Copy the listing below word for word, every line of it, with nothing changed, added or left out.

◆ **DATA SUPPLIED**
--- Begin ---
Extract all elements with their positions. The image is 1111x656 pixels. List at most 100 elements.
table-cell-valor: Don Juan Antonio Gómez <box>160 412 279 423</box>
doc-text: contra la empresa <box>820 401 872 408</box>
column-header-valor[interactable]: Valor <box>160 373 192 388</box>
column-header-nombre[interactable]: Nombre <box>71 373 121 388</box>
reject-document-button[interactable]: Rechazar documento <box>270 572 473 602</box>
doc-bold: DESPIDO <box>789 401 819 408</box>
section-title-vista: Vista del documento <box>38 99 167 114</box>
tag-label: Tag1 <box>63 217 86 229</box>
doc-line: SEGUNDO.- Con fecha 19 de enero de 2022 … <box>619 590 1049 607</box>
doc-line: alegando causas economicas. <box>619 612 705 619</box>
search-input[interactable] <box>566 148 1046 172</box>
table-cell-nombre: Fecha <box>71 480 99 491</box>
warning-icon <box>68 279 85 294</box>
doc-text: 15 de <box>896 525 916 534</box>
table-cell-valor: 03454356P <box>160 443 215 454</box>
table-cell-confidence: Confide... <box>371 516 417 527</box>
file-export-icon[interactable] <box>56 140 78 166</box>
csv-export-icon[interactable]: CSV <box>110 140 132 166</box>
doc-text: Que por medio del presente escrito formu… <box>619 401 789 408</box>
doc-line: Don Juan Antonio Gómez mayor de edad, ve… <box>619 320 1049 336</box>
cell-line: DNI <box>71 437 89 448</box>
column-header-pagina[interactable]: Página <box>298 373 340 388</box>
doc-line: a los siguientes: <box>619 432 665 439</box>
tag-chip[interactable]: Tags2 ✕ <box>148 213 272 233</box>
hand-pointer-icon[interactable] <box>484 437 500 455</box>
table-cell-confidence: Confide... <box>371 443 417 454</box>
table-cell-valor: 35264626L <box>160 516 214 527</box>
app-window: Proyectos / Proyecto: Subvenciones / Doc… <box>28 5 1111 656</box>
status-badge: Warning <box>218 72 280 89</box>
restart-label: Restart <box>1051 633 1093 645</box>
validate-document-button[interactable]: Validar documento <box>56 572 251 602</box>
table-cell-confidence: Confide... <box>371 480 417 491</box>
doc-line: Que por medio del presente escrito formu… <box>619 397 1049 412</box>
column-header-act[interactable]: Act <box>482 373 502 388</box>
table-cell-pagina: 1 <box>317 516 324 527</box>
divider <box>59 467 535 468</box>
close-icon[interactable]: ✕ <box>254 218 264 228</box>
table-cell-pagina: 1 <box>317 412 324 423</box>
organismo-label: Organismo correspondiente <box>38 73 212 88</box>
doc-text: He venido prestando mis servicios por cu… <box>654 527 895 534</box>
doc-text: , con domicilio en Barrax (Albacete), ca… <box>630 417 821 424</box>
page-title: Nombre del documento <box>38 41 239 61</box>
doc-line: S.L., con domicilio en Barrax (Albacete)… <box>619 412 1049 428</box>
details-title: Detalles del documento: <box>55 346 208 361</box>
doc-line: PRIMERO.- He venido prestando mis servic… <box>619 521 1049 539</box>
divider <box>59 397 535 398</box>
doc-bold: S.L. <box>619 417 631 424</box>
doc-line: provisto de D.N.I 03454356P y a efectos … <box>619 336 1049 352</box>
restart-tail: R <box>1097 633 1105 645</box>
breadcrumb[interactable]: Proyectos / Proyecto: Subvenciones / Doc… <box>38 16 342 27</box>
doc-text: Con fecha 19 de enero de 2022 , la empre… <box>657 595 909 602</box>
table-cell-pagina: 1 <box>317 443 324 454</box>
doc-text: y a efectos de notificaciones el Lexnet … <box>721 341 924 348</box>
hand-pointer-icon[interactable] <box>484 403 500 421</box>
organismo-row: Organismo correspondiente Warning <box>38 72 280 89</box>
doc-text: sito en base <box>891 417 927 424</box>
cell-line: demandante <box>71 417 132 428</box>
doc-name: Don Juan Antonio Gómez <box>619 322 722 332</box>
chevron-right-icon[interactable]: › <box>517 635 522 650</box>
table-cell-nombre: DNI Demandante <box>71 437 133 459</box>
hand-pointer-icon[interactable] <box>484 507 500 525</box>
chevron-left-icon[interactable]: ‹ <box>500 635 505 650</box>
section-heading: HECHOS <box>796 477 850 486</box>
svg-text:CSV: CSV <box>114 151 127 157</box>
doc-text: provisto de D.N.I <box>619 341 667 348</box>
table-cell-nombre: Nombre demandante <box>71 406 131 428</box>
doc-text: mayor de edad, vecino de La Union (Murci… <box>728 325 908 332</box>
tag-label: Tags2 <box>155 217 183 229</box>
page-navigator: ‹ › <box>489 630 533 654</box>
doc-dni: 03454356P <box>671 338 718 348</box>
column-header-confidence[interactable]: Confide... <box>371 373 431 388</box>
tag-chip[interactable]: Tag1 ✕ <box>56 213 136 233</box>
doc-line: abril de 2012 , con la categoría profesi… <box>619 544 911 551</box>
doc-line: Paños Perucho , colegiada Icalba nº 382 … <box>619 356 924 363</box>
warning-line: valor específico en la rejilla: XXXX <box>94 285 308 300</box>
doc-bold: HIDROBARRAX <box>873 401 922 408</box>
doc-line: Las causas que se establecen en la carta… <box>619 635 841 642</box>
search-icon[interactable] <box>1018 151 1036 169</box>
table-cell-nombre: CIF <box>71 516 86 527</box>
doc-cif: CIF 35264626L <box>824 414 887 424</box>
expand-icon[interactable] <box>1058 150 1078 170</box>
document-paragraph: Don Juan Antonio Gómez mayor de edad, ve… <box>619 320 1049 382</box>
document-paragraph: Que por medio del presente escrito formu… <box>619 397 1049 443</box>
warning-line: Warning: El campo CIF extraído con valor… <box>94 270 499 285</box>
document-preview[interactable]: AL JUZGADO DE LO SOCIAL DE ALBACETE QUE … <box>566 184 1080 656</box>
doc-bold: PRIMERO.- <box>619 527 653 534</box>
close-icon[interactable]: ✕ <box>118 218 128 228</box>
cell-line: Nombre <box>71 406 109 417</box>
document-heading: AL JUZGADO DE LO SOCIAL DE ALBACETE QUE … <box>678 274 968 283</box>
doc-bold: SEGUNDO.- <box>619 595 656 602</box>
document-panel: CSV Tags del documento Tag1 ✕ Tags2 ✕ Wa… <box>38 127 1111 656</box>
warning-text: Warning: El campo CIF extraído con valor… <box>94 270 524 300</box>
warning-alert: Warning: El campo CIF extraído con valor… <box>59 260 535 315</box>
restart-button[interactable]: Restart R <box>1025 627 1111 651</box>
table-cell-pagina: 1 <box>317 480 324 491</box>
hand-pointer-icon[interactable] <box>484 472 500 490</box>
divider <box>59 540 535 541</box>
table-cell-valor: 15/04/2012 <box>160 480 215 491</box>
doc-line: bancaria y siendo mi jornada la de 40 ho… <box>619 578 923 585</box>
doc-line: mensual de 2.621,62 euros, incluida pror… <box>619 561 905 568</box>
--- End ---
◆ **TASK ANSWER**
Extract all elements with their positions. The image is 1111x656 pixels. List at most 100 elements.
table-cell-valor: Don Juan Antonio Gómez <box>160 412 279 423</box>
doc-text: contra la empresa <box>820 401 872 408</box>
column-header-valor[interactable]: Valor <box>160 373 192 388</box>
column-header-nombre[interactable]: Nombre <box>71 373 121 388</box>
reject-document-button[interactable]: Rechazar documento <box>270 572 473 602</box>
doc-bold: DESPIDO <box>789 401 819 408</box>
section-title-vista: Vista del documento <box>38 99 167 114</box>
tag-label: Tag1 <box>63 217 86 229</box>
doc-line: SEGUNDO.- Con fecha 19 de enero de 2022 … <box>619 590 1049 607</box>
doc-line: alegando causas economicas. <box>619 612 705 619</box>
search-input[interactable] <box>566 148 1046 172</box>
table-cell-nombre: Fecha <box>71 480 99 491</box>
warning-icon <box>68 279 85 294</box>
doc-text: 15 de <box>896 525 916 534</box>
table-cell-valor: 03454356P <box>160 443 215 454</box>
table-cell-confidence: Confide... <box>371 516 417 527</box>
file-export-icon[interactable] <box>56 140 78 166</box>
csv-export-icon[interactable]: CSV <box>110 140 132 166</box>
doc-text: Que por medio del presente escrito formu… <box>619 401 789 408</box>
doc-line: Don Juan Antonio Gómez mayor de edad, ve… <box>619 320 1049 336</box>
cell-line: DNI <box>71 437 89 448</box>
column-header-pagina[interactable]: Página <box>298 373 340 388</box>
doc-line: a los siguientes: <box>619 432 665 439</box>
tag-chip[interactable]: Tags2 ✕ <box>148 213 272 233</box>
hand-pointer-icon[interactable] <box>484 437 500 455</box>
table-cell-confidence: Confide... <box>371 443 417 454</box>
table-cell-valor: 35264626L <box>160 516 214 527</box>
app-window: Proyectos / Proyecto: Subvenciones / Doc… <box>28 5 1111 656</box>
status-badge: Warning <box>218 72 280 89</box>
restart-label: Restart <box>1051 633 1093 645</box>
validate-document-button[interactable]: Validar documento <box>56 572 251 602</box>
table-cell-confidence: Confide... <box>371 480 417 491</box>
doc-line: Que por medio del presente escrito formu… <box>619 397 1049 412</box>
column-header-act[interactable]: Act <box>482 373 502 388</box>
table-cell-pagina: 1 <box>317 516 324 527</box>
divider <box>59 467 535 468</box>
close-icon[interactable]: ✕ <box>254 218 264 228</box>
table-cell-pagina: 1 <box>317 412 324 423</box>
organismo-label: Organismo correspondiente <box>38 73 212 88</box>
doc-text: He venido prestando mis servicios por cu… <box>654 527 895 534</box>
doc-text: , con domicilio en Barrax (Albacete), ca… <box>630 417 821 424</box>
page-title: Nombre del documento <box>38 41 239 61</box>
doc-line: S.L., con domicilio en Barrax (Albacete)… <box>619 412 1049 428</box>
details-title: Detalles del documento: <box>55 346 208 361</box>
doc-line: PRIMERO.- He venido prestando mis servic… <box>619 521 1049 539</box>
divider <box>59 397 535 398</box>
doc-bold: S.L. <box>619 417 631 424</box>
doc-line: provisto de D.N.I 03454356P y a efectos … <box>619 336 1049 352</box>
restart-tail: R <box>1097 633 1105 645</box>
breadcrumb[interactable]: Proyectos / Proyecto: Subvenciones / Doc… <box>38 16 342 27</box>
doc-text: Con fecha 19 de enero de 2022 , la empre… <box>657 595 909 602</box>
table-cell-pagina: 1 <box>317 443 324 454</box>
doc-text: y a efectos de notificaciones el Lexnet … <box>721 341 924 348</box>
hand-pointer-icon[interactable] <box>484 403 500 421</box>
organismo-row: Organismo correspondiente Warning <box>38 72 280 89</box>
doc-text: sito en base <box>891 417 927 424</box>
cell-line: demandante <box>71 417 132 428</box>
doc-name: Don Juan Antonio Gómez <box>619 322 722 332</box>
chevron-right-icon[interactable]: › <box>517 635 522 650</box>
table-cell-nombre: DNI Demandante <box>71 437 133 459</box>
hand-pointer-icon[interactable] <box>484 507 500 525</box>
chevron-left-icon[interactable]: ‹ <box>500 635 505 650</box>
section-heading: HECHOS <box>796 477 850 486</box>
svg-text:CSV: CSV <box>114 151 127 157</box>
doc-text: provisto de D.N.I <box>619 341 667 348</box>
table-cell-nombre: Nombre demandante <box>71 406 131 428</box>
doc-text: mayor de edad, vecino de La Union (Murci… <box>728 325 908 332</box>
tag-label: Tags2 <box>155 217 183 229</box>
page-navigator: ‹ › <box>489 630 533 654</box>
doc-dni: 03454356P <box>671 338 718 348</box>
column-header-confidence[interactable]: Confide... <box>371 373 431 388</box>
tag-chip[interactable]: Tag1 ✕ <box>56 213 136 233</box>
doc-line: abril de 2012 , con la categoría profesi… <box>619 544 911 551</box>
doc-line: Paños Perucho , colegiada Icalba nº 382 … <box>619 356 924 363</box>
warning-line: valor específico en la rejilla: XXXX <box>94 285 308 300</box>
doc-bold: HIDROBARRAX <box>873 401 922 408</box>
doc-line: Las causas que se establecen en la carta… <box>619 635 841 642</box>
search-icon[interactable] <box>1018 151 1036 169</box>
table-cell-nombre: CIF <box>71 516 86 527</box>
doc-cif: CIF 35264626L <box>824 414 887 424</box>
expand-icon[interactable] <box>1058 150 1078 170</box>
document-paragraph: Don Juan Antonio Gómez mayor de edad, ve… <box>619 320 1049 382</box>
document-paragraph: Que por medio del presente escrito formu… <box>619 397 1049 443</box>
warning-line: Warning: El campo CIF extraído con valor… <box>94 270 499 285</box>
document-preview[interactable]: AL JUZGADO DE LO SOCIAL DE ALBACETE QUE … <box>566 184 1080 656</box>
doc-bold: PRIMERO.- <box>619 527 653 534</box>
close-icon[interactable]: ✕ <box>118 218 128 228</box>
cell-line: Nombre <box>71 406 109 417</box>
document-heading: AL JUZGADO DE LO SOCIAL DE ALBACETE QUE … <box>678 274 968 283</box>
doc-bold: SEGUNDO.- <box>619 595 656 602</box>
document-panel: CSV Tags del documento Tag1 ✕ Tags2 ✕ Wa… <box>38 127 1111 656</box>
warning-text: Warning: El campo CIF extraído con valor… <box>94 270 524 300</box>
warning-alert: Warning: El campo CIF extraído con valor… <box>59 260 535 315</box>
restart-button[interactable]: Restart R <box>1025 627 1111 651</box>
table-cell-pagina: 1 <box>317 480 324 491</box>
hand-pointer-icon[interactable] <box>484 472 500 490</box>
divider <box>59 540 535 541</box>
table-cell-valor: 15/04/2012 <box>160 480 215 491</box>
doc-line: bancaria y siendo mi jornada la de 40 ho… <box>619 578 923 585</box>
doc-line: mensual de 2.621,62 euros, incluida pror… <box>619 561 905 568</box>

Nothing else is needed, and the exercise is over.